Extracted records:
------------------------------------------------------------------------
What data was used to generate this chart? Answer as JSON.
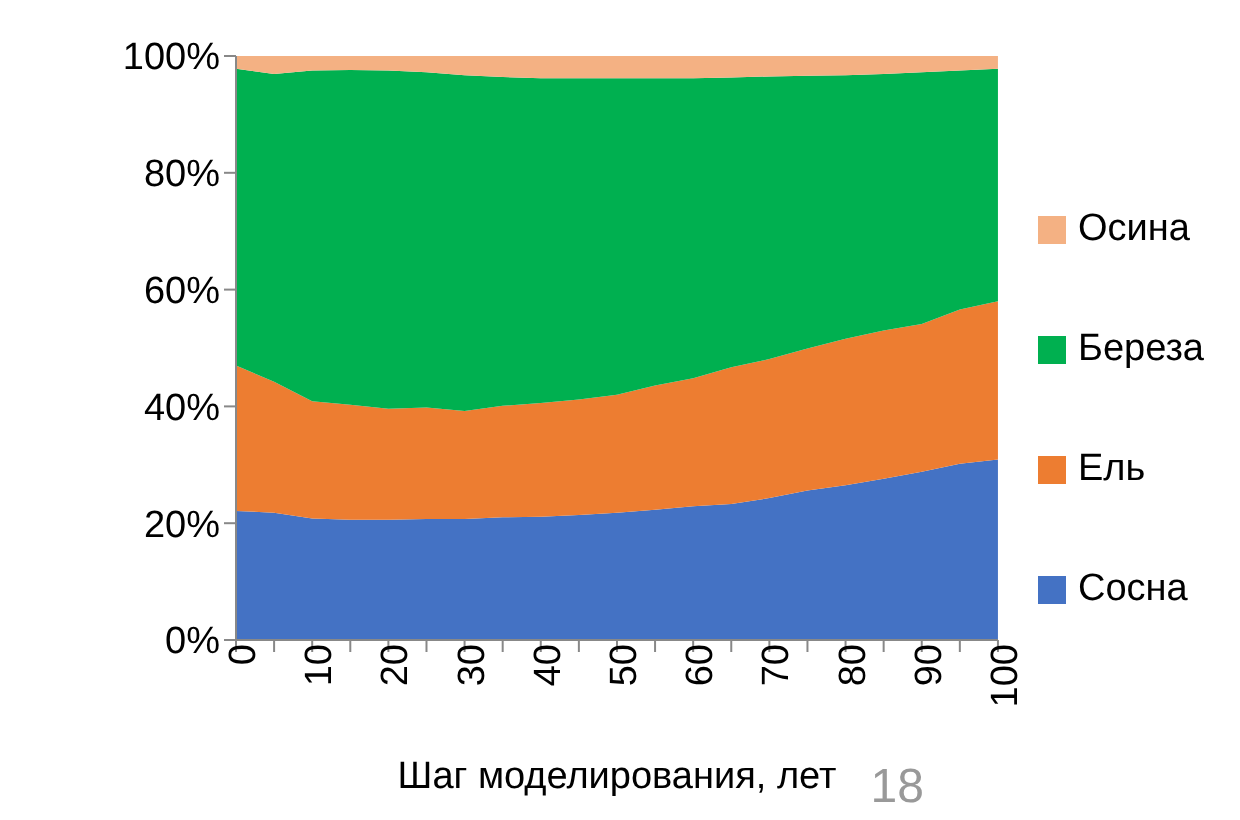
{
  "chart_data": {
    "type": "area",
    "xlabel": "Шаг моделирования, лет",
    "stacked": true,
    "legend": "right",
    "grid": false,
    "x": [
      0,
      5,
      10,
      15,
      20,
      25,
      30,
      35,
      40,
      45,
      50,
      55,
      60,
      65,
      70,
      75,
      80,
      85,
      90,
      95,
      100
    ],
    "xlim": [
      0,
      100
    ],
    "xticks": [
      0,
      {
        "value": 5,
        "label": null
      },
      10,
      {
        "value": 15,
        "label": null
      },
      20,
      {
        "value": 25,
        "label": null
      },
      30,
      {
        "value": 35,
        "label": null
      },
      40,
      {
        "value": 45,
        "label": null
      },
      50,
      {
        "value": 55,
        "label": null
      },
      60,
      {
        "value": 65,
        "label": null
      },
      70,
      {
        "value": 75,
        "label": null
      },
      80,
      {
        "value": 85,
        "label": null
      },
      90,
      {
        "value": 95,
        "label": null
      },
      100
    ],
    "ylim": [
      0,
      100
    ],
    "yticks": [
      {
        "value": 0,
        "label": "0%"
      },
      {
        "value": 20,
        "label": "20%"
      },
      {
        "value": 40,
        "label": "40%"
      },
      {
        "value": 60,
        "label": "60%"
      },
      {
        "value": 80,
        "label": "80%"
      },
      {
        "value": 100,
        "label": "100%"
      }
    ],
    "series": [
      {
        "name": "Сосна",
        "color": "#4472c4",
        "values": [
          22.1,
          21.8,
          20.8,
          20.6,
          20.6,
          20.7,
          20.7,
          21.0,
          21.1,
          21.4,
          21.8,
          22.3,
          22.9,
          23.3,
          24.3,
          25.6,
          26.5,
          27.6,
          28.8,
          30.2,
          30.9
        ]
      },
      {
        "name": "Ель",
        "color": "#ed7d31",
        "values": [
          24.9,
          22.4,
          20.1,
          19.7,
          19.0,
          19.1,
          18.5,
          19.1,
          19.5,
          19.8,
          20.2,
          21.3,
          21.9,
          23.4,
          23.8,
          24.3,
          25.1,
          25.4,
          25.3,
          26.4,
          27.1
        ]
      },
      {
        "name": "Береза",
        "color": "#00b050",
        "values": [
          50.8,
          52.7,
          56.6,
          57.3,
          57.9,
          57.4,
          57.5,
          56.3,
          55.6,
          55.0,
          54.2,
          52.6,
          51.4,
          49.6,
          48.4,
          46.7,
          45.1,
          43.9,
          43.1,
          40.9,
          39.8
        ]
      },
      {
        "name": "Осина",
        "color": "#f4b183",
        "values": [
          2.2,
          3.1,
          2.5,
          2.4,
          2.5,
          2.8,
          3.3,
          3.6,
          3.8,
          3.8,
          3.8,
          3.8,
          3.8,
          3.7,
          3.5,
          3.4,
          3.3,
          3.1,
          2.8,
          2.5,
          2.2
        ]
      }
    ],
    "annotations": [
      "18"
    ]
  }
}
------------------------------------------------------------------------
[Exercise aim] Say how many lines above contain the string "name". Answer with the number only.

[The response] 4